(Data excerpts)
________________________

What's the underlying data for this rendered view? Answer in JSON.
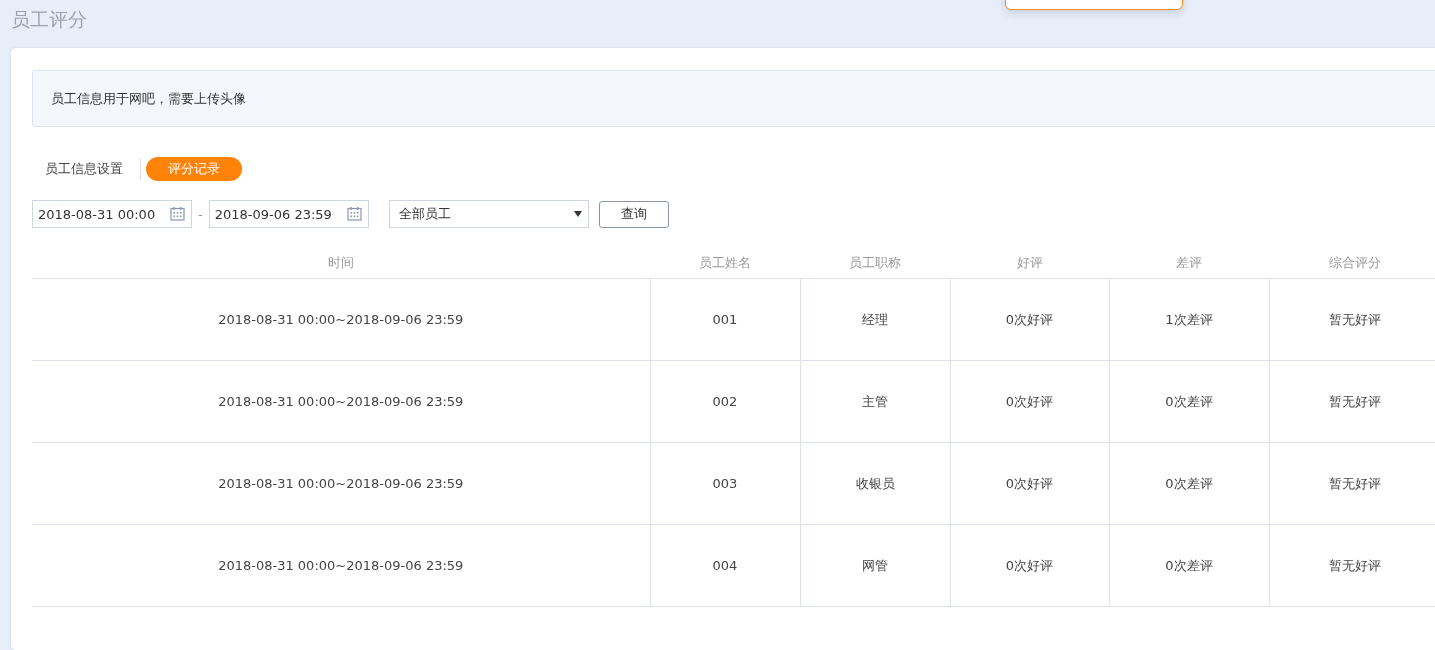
{
  "page": {
    "title": "员工评分"
  },
  "notice": "员工信息用于网吧，需要上传头像",
  "tabs": [
    {
      "label": "员工信息设置",
      "selected": false
    },
    {
      "label": "评分记录",
      "selected": true
    }
  ],
  "filters": {
    "start": "2018-08-31 00:00",
    "separator": "-",
    "end": "2018-09-06 23:59",
    "employee": "全部员工",
    "query_button": "查询"
  },
  "table": {
    "columns": [
      "时间",
      "员工姓名",
      "员工职称",
      "好评",
      "差评",
      "综合评分"
    ],
    "rows": [
      [
        "2018-08-31 00:00~2018-09-06 23:59",
        "001",
        "经理",
        "0次好评",
        "1次差评",
        "暂无好评"
      ],
      [
        "2018-08-31 00:00~2018-09-06 23:59",
        "002",
        "主管",
        "0次好评",
        "0次差评",
        "暂无好评"
      ],
      [
        "2018-08-31 00:00~2018-09-06 23:59",
        "003",
        "收银员",
        "0次好评",
        "0次差评",
        "暂无好评"
      ],
      [
        "2018-08-31 00:00~2018-09-06 23:59",
        "004",
        "网管",
        "0次好评",
        "0次差评",
        "暂无好评"
      ]
    ]
  }
}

________________________

▶ **GIVEN PROBLEM**: Generate a word-for-word copy of the preceding records, excluding all pictures.

▶ **SOLUTION FOR THIS PROBLEM**:
What's the underlying data for this rendered view? Answer in JSON.
{
  "page": {
    "title": "员工评分"
  },
  "notice": "员工信息用于网吧，需要上传头像",
  "tabs": [
    {
      "label": "员工信息设置",
      "selected": false
    },
    {
      "label": "评分记录",
      "selected": true
    }
  ],
  "filters": {
    "start": "2018-08-31 00:00",
    "separator": "-",
    "end": "2018-09-06 23:59",
    "employee": "全部员工",
    "query_button": "查询"
  },
  "table": {
    "columns": [
      "时间",
      "员工姓名",
      "员工职称",
      "好评",
      "差评",
      "综合评分"
    ],
    "rows": [
      [
        "2018-08-31 00:00~2018-09-06 23:59",
        "001",
        "经理",
        "0次好评",
        "1次差评",
        "暂无好评"
      ],
      [
        "2018-08-31 00:00~2018-09-06 23:59",
        "002",
        "主管",
        "0次好评",
        "0次差评",
        "暂无好评"
      ],
      [
        "2018-08-31 00:00~2018-09-06 23:59",
        "003",
        "收银员",
        "0次好评",
        "0次差评",
        "暂无好评"
      ],
      [
        "2018-08-31 00:00~2018-09-06 23:59",
        "004",
        "网管",
        "0次好评",
        "0次差评",
        "暂无好评"
      ]
    ]
  }
}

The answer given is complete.